> **Written exercise**
Determine how many lines carry the word "Konsole". Output that number only.

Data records
= = = = = = =

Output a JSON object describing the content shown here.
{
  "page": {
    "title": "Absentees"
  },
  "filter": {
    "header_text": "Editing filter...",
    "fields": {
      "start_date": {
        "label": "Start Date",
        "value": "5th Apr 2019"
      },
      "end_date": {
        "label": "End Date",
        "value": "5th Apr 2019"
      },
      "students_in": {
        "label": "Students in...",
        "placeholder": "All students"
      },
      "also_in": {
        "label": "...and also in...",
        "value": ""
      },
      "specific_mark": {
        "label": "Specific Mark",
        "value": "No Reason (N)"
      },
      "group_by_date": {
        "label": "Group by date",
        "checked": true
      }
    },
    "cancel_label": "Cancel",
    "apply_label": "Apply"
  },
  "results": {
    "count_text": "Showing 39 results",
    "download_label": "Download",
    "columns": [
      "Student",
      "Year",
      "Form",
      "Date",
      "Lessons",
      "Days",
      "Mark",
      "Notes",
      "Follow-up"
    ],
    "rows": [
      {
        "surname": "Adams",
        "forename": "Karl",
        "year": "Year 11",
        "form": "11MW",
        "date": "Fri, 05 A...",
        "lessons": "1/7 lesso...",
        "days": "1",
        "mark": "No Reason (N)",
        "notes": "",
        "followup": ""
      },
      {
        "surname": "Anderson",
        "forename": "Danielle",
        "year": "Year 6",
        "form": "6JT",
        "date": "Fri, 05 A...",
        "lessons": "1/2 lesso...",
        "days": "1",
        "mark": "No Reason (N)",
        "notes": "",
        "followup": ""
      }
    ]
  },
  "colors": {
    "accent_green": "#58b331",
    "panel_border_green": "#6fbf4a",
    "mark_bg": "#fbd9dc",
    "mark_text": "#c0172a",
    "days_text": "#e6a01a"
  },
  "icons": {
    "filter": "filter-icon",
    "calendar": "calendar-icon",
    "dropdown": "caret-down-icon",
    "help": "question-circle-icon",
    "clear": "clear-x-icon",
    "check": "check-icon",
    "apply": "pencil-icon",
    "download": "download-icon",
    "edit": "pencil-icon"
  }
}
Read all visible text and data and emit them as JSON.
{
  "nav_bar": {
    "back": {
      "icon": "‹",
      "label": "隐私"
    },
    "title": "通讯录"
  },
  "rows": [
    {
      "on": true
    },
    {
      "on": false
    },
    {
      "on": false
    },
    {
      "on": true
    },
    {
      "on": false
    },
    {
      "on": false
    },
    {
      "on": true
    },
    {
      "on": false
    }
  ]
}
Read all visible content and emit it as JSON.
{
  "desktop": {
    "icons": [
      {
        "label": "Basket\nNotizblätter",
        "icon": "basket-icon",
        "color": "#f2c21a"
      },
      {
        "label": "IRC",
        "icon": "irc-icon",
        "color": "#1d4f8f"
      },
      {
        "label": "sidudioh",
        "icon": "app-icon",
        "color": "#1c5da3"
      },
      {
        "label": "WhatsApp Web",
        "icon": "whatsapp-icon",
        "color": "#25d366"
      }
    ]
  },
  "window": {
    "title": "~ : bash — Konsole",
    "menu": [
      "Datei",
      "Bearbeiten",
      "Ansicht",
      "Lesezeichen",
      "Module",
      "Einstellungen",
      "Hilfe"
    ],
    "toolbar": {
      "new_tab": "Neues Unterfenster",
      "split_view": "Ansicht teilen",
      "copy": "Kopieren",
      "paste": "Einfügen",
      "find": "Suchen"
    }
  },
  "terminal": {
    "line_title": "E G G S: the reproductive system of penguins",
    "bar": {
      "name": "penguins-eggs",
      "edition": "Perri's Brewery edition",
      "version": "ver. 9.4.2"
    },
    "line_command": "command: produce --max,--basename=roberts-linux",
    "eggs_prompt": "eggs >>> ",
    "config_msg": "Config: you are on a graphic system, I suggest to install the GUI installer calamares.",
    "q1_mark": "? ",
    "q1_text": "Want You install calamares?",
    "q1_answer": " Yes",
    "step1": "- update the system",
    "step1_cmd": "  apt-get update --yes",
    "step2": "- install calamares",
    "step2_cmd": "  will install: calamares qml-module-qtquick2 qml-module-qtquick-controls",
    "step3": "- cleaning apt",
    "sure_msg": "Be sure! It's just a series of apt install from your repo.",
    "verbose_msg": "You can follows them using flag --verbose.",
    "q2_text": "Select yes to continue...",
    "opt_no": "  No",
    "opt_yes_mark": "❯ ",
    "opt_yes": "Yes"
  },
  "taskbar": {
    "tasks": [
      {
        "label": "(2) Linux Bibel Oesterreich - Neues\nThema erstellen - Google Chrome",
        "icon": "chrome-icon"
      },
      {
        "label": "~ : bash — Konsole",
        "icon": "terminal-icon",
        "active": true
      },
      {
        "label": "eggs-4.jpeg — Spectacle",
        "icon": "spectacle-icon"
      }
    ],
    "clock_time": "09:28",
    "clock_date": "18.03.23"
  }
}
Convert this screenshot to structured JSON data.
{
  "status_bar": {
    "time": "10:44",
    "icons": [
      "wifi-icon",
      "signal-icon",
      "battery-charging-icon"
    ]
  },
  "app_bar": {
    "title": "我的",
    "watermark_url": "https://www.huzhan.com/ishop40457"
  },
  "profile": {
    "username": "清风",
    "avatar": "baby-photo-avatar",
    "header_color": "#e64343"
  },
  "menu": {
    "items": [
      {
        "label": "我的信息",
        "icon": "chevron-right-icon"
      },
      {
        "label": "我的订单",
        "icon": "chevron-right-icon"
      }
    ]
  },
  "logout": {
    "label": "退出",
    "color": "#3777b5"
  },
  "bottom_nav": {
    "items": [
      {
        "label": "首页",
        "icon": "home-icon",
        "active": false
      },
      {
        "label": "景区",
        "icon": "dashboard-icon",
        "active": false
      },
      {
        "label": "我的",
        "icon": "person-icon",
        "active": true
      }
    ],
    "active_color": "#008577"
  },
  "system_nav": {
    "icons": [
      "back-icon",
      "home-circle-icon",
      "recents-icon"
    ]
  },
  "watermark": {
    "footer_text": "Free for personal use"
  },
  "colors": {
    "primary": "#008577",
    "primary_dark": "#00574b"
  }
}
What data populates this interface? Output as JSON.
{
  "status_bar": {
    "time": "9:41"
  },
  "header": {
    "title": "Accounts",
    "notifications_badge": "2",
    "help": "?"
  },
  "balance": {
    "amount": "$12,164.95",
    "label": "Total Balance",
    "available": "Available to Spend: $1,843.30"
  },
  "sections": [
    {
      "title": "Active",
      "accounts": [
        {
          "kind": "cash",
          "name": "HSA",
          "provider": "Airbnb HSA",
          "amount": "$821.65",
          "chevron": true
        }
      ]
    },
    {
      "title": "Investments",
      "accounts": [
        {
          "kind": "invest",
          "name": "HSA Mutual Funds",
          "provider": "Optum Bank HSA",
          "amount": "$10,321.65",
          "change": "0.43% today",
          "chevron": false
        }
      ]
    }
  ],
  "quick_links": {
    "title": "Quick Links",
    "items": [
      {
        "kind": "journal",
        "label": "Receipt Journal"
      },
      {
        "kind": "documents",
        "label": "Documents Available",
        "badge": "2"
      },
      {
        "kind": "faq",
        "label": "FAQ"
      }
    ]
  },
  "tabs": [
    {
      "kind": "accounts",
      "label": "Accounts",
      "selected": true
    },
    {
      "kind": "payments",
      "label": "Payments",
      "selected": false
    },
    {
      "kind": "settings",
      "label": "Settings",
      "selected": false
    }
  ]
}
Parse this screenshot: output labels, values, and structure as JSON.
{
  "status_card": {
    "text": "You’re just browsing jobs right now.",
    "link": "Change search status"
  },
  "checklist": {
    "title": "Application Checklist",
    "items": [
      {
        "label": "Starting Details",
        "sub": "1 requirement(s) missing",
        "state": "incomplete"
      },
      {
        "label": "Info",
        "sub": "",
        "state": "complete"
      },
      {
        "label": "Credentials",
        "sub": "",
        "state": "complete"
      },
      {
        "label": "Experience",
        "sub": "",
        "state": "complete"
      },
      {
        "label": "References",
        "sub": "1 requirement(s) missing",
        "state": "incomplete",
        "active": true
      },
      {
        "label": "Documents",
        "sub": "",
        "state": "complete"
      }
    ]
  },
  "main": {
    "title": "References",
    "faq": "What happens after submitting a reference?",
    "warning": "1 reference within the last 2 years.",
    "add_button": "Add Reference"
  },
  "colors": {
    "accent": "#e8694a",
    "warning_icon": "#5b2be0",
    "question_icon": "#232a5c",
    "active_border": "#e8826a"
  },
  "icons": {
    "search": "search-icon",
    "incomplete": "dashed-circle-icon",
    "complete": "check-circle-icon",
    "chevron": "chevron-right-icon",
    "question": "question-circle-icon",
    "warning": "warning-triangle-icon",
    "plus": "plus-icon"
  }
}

= = = = = = =

> **Answer to the task**
2